:: Records for processing ::

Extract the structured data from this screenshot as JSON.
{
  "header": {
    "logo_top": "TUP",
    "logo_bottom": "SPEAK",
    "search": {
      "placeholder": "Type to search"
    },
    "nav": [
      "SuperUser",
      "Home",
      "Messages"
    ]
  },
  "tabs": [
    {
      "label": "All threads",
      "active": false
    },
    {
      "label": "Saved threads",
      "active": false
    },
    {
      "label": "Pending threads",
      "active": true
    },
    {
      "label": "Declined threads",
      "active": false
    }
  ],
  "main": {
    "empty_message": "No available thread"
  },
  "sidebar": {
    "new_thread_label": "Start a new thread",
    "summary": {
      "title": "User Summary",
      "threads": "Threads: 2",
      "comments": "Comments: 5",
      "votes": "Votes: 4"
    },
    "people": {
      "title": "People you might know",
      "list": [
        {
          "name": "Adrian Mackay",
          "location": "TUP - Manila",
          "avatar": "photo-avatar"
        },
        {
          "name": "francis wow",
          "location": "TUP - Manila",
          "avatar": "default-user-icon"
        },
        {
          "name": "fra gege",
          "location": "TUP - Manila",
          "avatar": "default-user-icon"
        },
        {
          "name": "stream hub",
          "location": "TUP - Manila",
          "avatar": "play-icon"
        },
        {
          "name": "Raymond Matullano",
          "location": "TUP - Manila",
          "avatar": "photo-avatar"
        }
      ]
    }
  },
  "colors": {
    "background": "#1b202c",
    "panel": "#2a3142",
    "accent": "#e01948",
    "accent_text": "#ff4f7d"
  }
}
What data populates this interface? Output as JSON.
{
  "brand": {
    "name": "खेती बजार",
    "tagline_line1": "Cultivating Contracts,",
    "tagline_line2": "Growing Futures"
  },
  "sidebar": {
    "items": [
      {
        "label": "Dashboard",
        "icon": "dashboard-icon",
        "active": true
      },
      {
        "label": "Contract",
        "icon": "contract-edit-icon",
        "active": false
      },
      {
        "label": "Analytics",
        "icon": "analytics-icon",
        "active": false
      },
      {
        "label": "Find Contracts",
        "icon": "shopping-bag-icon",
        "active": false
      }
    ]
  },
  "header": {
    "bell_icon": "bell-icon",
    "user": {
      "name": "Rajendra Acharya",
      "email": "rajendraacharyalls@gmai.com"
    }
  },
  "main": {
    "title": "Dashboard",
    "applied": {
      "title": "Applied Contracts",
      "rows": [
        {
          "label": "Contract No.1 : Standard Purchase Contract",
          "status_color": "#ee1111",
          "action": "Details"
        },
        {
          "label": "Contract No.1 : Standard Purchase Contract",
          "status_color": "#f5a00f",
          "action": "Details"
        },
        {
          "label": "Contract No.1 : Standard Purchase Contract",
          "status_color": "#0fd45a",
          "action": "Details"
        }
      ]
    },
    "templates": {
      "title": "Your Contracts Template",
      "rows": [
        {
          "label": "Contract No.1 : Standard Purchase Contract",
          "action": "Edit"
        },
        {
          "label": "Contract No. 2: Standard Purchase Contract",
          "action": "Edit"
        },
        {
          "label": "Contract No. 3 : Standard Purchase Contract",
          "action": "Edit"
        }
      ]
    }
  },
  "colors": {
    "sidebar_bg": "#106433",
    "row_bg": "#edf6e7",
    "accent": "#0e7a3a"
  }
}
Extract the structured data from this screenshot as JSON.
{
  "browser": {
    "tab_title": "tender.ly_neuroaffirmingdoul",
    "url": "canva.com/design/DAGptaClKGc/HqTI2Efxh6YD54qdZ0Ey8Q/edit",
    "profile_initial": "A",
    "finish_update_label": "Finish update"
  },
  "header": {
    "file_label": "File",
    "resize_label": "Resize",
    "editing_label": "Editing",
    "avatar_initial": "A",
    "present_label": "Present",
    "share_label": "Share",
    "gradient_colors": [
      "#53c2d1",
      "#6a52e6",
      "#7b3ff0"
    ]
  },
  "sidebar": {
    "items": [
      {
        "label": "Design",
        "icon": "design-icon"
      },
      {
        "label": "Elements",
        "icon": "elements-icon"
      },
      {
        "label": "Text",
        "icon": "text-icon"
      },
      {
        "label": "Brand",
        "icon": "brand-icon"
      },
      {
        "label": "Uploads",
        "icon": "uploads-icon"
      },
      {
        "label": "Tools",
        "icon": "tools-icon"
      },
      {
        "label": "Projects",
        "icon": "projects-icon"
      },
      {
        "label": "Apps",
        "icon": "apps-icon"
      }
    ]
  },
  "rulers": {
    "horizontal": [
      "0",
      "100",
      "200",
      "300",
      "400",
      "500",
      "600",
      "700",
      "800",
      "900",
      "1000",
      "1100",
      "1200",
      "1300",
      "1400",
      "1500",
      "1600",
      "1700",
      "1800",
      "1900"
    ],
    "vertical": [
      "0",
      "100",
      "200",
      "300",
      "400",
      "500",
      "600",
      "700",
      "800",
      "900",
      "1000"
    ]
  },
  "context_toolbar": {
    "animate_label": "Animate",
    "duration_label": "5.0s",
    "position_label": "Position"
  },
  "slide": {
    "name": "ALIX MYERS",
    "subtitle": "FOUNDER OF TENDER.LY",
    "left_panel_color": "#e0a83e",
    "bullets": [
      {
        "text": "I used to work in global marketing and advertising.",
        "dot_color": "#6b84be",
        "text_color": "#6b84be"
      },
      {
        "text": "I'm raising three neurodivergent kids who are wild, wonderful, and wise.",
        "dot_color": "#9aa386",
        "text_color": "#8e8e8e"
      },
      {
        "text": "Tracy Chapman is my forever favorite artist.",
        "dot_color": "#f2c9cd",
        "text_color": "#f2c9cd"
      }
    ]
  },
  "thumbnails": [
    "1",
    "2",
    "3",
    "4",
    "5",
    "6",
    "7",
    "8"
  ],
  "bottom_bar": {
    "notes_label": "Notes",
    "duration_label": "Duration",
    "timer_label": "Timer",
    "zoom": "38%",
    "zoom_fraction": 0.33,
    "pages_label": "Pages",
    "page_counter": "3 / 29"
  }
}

:::

▶ _Exercise goal_:
Output the data above exactly, please, line for line.

▶ _Solution to this problem_:
Extract the structured data from this screenshot as JSON.
{
  "header": {
    "logo_top": "TUP",
    "logo_bottom": "SPEAK",
    "search": {
      "placeholder": "Type to search"
    },
    "nav": [
      "SuperUser",
      "Home",
      "Messages"
    ]
  },
  "tabs": [
    {
      "label": "All threads",
      "active": false
    },
    {
      "label": "Saved threads",
      "active": false
    },
    {
      "label": "Pending threads",
      "active": true
    },
    {
      "label": "Declined threads",
      "active": false
    }
  ],
  "main": {
    "empty_message": "No available thread"
  },
  "sidebar": {
    "new_thread_label": "Start a new thread",
    "summary": {
      "title": "User Summary",
      "threads": "Threads: 2",
      "comments": "Comments: 5",
      "votes": "Votes: 4"
    },
    "people": {
      "title": "People you might know",
      "list": [
        {
          "name": "Adrian Mackay",
          "location": "TUP - Manila",
          "avatar": "photo-avatar"
        },
        {
          "name": "francis wow",
          "location": "TUP - Manila",
          "avatar": "default-user-icon"
        },
        {
          "name": "fra gege",
          "location": "TUP - Manila",
          "avatar": "default-user-icon"
        },
        {
          "name": "stream hub",
          "location": "TUP - Manila",
          "avatar": "play-icon"
        },
        {
          "name": "Raymond Matullano",
          "location": "TUP - Manila",
          "avatar": "photo-avatar"
        }
      ]
    }
  },
  "colors": {
    "background": "#1b202c",
    "panel": "#2a3142",
    "accent": "#e01948",
    "accent_text": "#ff4f7d"
  }
}
What data populates this interface? Output as JSON.
{
  "brand": {
    "name": "खेती बजार",
    "tagline_line1": "Cultivating Contracts,",
    "tagline_line2": "Growing Futures"
  },
  "sidebar": {
    "items": [
      {
        "label": "Dashboard",
        "icon": "dashboard-icon",
        "active": true
      },
      {
        "label": "Contract",
        "icon": "contract-edit-icon",
        "active": false
      },
      {
        "label": "Analytics",
        "icon": "analytics-icon",
        "active": false
      },
      {
        "label": "Find Contracts",
        "icon": "shopping-bag-icon",
        "active": false
      }
    ]
  },
  "header": {
    "bell_icon": "bell-icon",
    "user": {
      "name": "Rajendra Acharya",
      "email": "rajendraacharyalls@gmai.com"
    }
  },
  "main": {
    "title": "Dashboard",
    "applied": {
      "title": "Applied Contracts",
      "rows": [
        {
          "label": "Contract No.1 : Standard Purchase Contract",
          "status_color": "#ee1111",
          "action": "Details"
        },
        {
          "label": "Contract No.1 : Standard Purchase Contract",
          "status_color": "#f5a00f",
          "action": "Details"
        },
        {
          "label": "Contract No.1 : Standard Purchase Contract",
          "status_color": "#0fd45a",
          "action": "Details"
        }
      ]
    },
    "templates": {
      "title": "Your Contracts Template",
      "rows": [
        {
          "label": "Contract No.1 : Standard Purchase Contract",
          "action": "Edit"
        },
        {
          "label": "Contract No. 2: Standard Purchase Contract",
          "action": "Edit"
        },
        {
          "label": "Contract No. 3 : Standard Purchase Contract",
          "action": "Edit"
        }
      ]
    }
  },
  "colors": {
    "sidebar_bg": "#106433",
    "row_bg": "#edf6e7",
    "accent": "#0e7a3a"
  }
}
Extract the structured data from this screenshot as JSON.
{
  "browser": {
    "tab_title": "tender.ly_neuroaffirmingdoul",
    "url": "canva.com/design/DAGptaClKGc/HqTI2Efxh6YD54qdZ0Ey8Q/edit",
    "profile_initial": "A",
    "finish_update_label": "Finish update"
  },
  "header": {
    "file_label": "File",
    "resize_label": "Resize",
    "editing_label": "Editing",
    "avatar_initial": "A",
    "present_label": "Present",
    "share_label": "Share",
    "gradient_colors": [
      "#53c2d1",
      "#6a52e6",
      "#7b3ff0"
    ]
  },
  "sidebar": {
    "items": [
      {
        "label": "Design",
        "icon": "design-icon"
      },
      {
        "label": "Elements",
        "icon": "elements-icon"
      },
      {
        "label": "Text",
        "icon": "text-icon"
      },
      {
        "label": "Brand",
        "icon": "brand-icon"
      },
      {
        "label": "Uploads",
        "icon": "uploads-icon"
      },
      {
        "label": "Tools",
        "icon": "tools-icon"
      },
      {
        "label": "Projects",
        "icon": "projects-icon"
      },
      {
        "label": "Apps",
        "icon": "apps-icon"
      }
    ]
  },
  "rulers": {
    "horizontal": [
      "0",
      "100",
      "200",
      "300",
      "400",
      "500",
      "600",
      "700",
      "800",
      "900",
      "1000",
      "1100",
      "1200",
      "1300",
      "1400",
      "1500",
      "1600",
      "1700",
      "1800",
      "1900"
    ],
    "vertical": [
      "0",
      "100",
      "200",
      "300",
      "400",
      "500",
      "600",
      "700",
      "800",
      "900",
      "1000"
    ]
  },
  "context_toolbar": {
    "animate_label": "Animate",
    "duration_label": "5.0s",
    "position_label": "Position"
  },
  "slide": {
    "name": "ALIX MYERS",
    "subtitle": "FOUNDER OF TENDER.LY",
    "left_panel_color": "#e0a83e",
    "bullets": [
      {
        "text": "I used to work in global marketing and advertising.",
        "dot_color": "#6b84be",
        "text_color": "#6b84be"
      },
      {
        "text": "I'm raising three neurodivergent kids who are wild, wonderful, and wise.",
        "dot_color": "#9aa386",
        "text_color": "#8e8e8e"
      },
      {
        "text": "Tracy Chapman is my forever favorite artist.",
        "dot_color": "#f2c9cd",
        "text_color": "#f2c9cd"
      }
    ]
  },
  "thumbnails": [
    "1",
    "2",
    "3",
    "4",
    "5",
    "6",
    "7",
    "8"
  ],
  "bottom_bar": {
    "notes_label": "Notes",
    "duration_label": "Duration",
    "timer_label": "Timer",
    "zoom": "38%",
    "zoom_fraction": 0.33,
    "pages_label": "Pages",
    "page_counter": "3 / 29"
  }
}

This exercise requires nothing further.